— start —

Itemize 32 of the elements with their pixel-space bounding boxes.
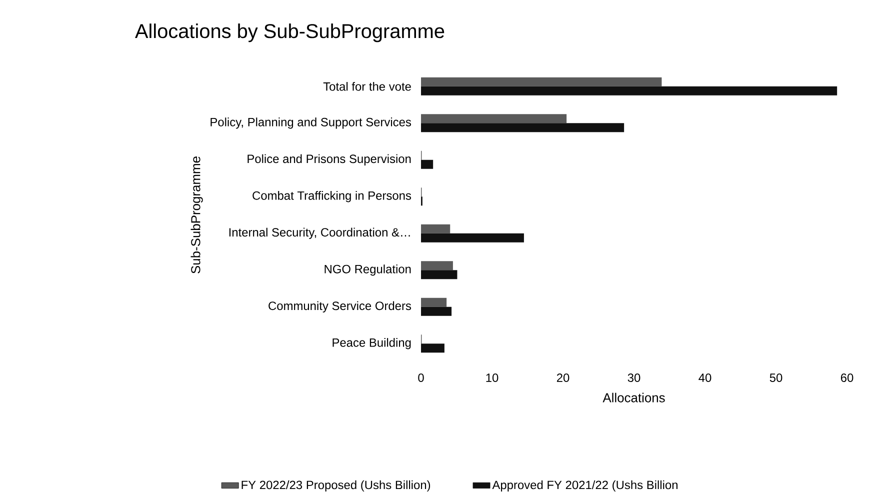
legend-label: Approved FY 2021/22 (Ushs Billion — [492, 480, 678, 492]
bar — [421, 114, 567, 124]
x-tick-label: 60 — [840, 374, 854, 382]
x-tick-label: 0 — [418, 374, 424, 382]
y-tick-label: Community Service Orders — [268, 301, 412, 312]
bar — [421, 86, 838, 96]
x-tick-label: 20 — [556, 374, 570, 382]
y-tick-label: Peace Building — [332, 338, 411, 350]
y-tick-label: Combat Trafficking in Persons — [252, 191, 412, 202]
y-tick-label: NGO Regulation — [324, 264, 411, 276]
bar — [421, 224, 450, 234]
bar — [421, 306, 452, 316]
x-tick-label: 40 — [698, 374, 712, 382]
y-tick-label: Police and Prisons Supervision — [248, 154, 411, 166]
x-tick-label: 50 — [770, 374, 782, 382]
x-axis-title: Allocations — [602, 392, 665, 402]
bar — [421, 344, 444, 353]
legend-label: FY 2022/23 Proposed (Ushs Billion) — [242, 480, 430, 492]
chart-title: Allocations by Sub-SubProgramme — [134, 24, 444, 42]
y-tick-label: Policy, Planning and Support Services — [210, 118, 412, 129]
bar — [421, 270, 458, 280]
bar — [421, 77, 662, 86]
bar — [421, 233, 524, 242]
x-tick-label: 10 — [486, 374, 498, 382]
y-tick-label: Total for the vote — [323, 82, 411, 91]
bar — [421, 298, 447, 307]
y-tick-label: Internal Security, Coordination &… — [229, 228, 410, 239]
y-axis-title: Sub-SubProgramme — [190, 156, 203, 274]
bar — [421, 160, 434, 169]
x-tick-label: 30 — [628, 374, 640, 382]
bar — [421, 123, 624, 132]
bar — [421, 261, 453, 270]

— end —

◆ **Exercise task**: Rewrite all the items above, replacing every "bar" with "horizontal-bar" and leaving everything else as it is. Leave the pictures out.

◆ **Solution to the problem**:
Itemize 32 of the elements with their pixel-space bounding boxes.
legend-label: Approved FY 2021/22 (Ushs Billion — [492, 480, 678, 492]
horizontal-bar — [421, 114, 567, 124]
x-tick-label: 60 — [840, 374, 854, 382]
x-tick-label: 0 — [418, 374, 424, 382]
y-tick-label: Community Service Orders — [268, 301, 412, 312]
horizontal-bar — [421, 86, 838, 96]
x-tick-label: 20 — [556, 374, 570, 382]
y-tick-label: Peace Building — [332, 338, 411, 350]
y-tick-label: Combat Trafficking in Persons — [252, 191, 412, 202]
y-tick-label: NGO Regulation — [324, 264, 411, 276]
horizontal-bar — [421, 224, 450, 234]
horizontal-bar — [421, 306, 452, 316]
x-tick-label: 40 — [698, 374, 712, 382]
y-tick-label: Police and Prisons Supervision — [248, 154, 411, 166]
x-tick-label: 50 — [770, 374, 782, 382]
x-axis-title: Allocations — [602, 392, 665, 402]
horizontal-bar — [421, 344, 444, 353]
legend-label: FY 2022/23 Proposed (Ushs Billion) — [242, 480, 430, 492]
chart-title: Allocations by Sub-SubProgramme — [134, 24, 444, 42]
y-tick-label: Policy, Planning and Support Services — [210, 118, 412, 129]
horizontal-bar — [421, 270, 458, 280]
horizontal-bar — [421, 77, 662, 86]
horizontal-bar — [421, 233, 524, 242]
x-tick-label: 10 — [486, 374, 498, 382]
y-tick-label: Total for the vote — [323, 82, 411, 91]
horizontal-bar — [421, 298, 447, 307]
y-tick-label: Internal Security, Coordination &… — [229, 228, 410, 239]
y-axis-title: Sub-SubProgramme — [190, 156, 203, 274]
horizontal-bar — [421, 160, 434, 169]
x-tick-label: 30 — [628, 374, 640, 382]
horizontal-bar — [421, 123, 624, 132]
horizontal-bar — [421, 261, 453, 270]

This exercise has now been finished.